= EXERCISE TASKS =
A. In the commentary on Wal-Mart's holiday greetings, what reason is given for the company requiring employees to say "Happy Holidays" rather than "Merry Christmas"? Answer in one to three sentences.
B. Write what comes next in the commentary on Wal-Mart's holiday greetings, beginning after its last sentence.

However, one must question whether the boycott was called off too quickly since merely one symptom of a deeper underlying disease was addressed. For while the website takes surfers to the proper destination, it will take more than fiddling with some HTML to cure an attitude prevalent throughout the secular culture of executive America.

Wal-Mart plays the matter off by appearing to do the right thing and take a stand for traditional values. Yet upon closer examination, Wal-Mart has done very little in this regard.

Their website might now take unsuspecting shoppers to the correct page, but Wal-Mart corporate elites are still insisting that their wage slaves mutter the bland “Happy Holidays” rather than “Merry Christmas”. The justification for such yuletide speech codes is that, as a global corporation, they must appear to cater to the egos of all their customers.

Perhaps Wal-Mart should be reminded of where it was that Wal-Mart initially achieved the success it enjoys today. Even if Christmas is not celebrated in the distant lands where Wal-Mart hawks its wears, so what?

Here in America, the majority celebrate Christmas. If the immigrant swarms flooding across the border are offended by such a greeting extended in felicitude and goodwill, they are always welcome to return to the trash-piles upon which they originally dwelt or to remain in lands of unbounded opportunity where women aren’t permitted to drive and where religious dissidents are decapitated.

= AVAILABLE DATA =
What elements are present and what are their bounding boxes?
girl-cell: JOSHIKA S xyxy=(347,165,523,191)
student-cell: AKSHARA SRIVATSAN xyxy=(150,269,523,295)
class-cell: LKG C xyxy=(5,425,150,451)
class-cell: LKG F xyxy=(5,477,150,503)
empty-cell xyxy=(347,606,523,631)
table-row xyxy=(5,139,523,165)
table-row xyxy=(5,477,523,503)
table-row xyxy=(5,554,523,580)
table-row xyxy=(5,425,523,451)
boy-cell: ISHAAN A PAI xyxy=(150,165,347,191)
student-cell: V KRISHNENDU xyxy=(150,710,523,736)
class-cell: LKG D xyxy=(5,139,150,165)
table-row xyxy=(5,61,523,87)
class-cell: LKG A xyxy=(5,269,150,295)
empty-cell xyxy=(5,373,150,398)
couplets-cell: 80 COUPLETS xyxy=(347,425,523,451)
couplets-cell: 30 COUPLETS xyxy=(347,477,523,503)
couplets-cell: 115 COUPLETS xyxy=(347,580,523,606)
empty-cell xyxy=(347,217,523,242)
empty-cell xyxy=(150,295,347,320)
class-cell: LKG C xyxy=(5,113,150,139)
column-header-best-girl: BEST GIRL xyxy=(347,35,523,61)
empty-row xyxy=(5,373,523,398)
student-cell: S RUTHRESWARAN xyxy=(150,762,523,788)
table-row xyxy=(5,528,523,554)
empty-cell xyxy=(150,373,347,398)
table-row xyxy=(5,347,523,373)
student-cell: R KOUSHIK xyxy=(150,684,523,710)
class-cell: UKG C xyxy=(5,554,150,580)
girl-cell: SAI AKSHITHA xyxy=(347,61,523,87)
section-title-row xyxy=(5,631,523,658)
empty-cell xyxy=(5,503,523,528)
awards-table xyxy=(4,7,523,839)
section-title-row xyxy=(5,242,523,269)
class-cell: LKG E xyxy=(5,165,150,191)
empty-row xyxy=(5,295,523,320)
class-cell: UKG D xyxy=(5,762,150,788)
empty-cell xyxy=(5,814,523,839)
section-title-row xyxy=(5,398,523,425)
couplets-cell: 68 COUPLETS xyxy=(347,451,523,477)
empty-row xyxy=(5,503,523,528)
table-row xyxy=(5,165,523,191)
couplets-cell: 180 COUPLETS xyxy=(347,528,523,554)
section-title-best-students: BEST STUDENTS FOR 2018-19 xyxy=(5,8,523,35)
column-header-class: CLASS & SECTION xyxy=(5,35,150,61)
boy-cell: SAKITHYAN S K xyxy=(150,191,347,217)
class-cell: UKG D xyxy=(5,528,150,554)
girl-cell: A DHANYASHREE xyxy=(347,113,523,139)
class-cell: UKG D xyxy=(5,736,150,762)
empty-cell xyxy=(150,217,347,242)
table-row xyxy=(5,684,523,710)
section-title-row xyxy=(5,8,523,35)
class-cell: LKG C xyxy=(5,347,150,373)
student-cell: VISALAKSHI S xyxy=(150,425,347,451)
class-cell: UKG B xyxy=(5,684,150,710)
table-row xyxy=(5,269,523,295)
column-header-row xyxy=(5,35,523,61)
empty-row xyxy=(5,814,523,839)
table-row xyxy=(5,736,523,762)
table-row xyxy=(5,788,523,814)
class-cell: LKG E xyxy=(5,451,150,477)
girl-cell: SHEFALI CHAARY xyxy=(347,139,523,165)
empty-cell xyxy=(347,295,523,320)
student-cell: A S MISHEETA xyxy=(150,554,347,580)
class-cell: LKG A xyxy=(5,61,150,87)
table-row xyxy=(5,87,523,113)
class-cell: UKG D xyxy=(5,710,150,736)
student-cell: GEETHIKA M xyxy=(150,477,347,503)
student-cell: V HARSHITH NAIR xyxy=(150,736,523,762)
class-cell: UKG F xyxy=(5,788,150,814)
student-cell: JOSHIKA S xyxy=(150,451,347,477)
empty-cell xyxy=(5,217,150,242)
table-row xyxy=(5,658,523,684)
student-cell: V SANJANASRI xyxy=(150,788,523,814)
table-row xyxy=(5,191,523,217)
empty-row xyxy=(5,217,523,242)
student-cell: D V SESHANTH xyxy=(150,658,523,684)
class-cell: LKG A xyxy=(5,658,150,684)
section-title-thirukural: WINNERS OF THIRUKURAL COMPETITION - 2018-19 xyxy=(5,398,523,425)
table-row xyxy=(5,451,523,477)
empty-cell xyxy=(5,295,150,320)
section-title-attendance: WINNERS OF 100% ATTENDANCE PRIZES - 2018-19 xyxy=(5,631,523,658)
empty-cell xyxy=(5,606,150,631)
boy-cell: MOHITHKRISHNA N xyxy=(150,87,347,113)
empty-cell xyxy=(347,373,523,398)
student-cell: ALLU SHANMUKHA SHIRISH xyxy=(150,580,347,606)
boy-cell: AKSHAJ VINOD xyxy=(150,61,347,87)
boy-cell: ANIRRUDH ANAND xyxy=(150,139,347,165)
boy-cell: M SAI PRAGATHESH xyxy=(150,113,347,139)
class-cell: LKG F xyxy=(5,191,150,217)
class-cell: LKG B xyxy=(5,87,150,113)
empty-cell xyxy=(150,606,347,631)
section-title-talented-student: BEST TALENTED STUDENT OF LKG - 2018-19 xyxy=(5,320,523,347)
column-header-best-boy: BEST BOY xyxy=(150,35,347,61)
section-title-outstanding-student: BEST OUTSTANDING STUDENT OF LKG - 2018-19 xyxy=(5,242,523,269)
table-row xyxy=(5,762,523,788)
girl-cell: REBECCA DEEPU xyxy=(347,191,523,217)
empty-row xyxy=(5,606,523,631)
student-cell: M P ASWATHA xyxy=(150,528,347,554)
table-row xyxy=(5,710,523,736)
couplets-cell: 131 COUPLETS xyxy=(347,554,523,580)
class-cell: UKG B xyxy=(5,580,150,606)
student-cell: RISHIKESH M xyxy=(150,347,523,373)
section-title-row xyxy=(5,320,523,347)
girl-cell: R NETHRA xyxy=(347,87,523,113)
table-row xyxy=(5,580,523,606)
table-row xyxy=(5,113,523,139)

= RESULTS FOR THE EXERCISE =
A. The commentary says the company's justification is that, as a global corporation, it must appear to cater to the egos of all its customers.

B.
Those claiming to be economic pragmatists contend that saying “Happy Holidays” simply makes good business sense as the phrase covers Christmas, Hanukah, and Kwanza and keeps everybody happy. But frankly though, are that many Jews even going to be caught in Wal-Mart and Kwanza is no more a real holiday than if a group of Star Wars fans got together to celebrate the destruction of the Death Star since events in that saga are dated in relation to the Battle of Yavin.

Despite all the hand wringing as to whether or not the mere utterance of “Christmas” will shatter Hebrew sensibilities that have endured far worse over the course of that culture’s turbulent history, it must be pointed out that those claiming to oppose public recognition of Christmas because of their adherence to Judaism are actually the members of that community that abide by the tenets of that faith the least and often only invoke the faith of their forefathers as a way to manipulate the guilt complex rampant throughout postmodern Western society.

The Jews that strive to live by Biblical values actually don’t have all that much of a problem if their fellow theists celebrate Christmas. Columnist Don Federer, an Orthodox Jew, is quoted in the November 2004 edition of Concerned Women Of America’s Family Voice as saying, “I’ve never been offended by anyone saying ‘Merry Christmas’ to me.”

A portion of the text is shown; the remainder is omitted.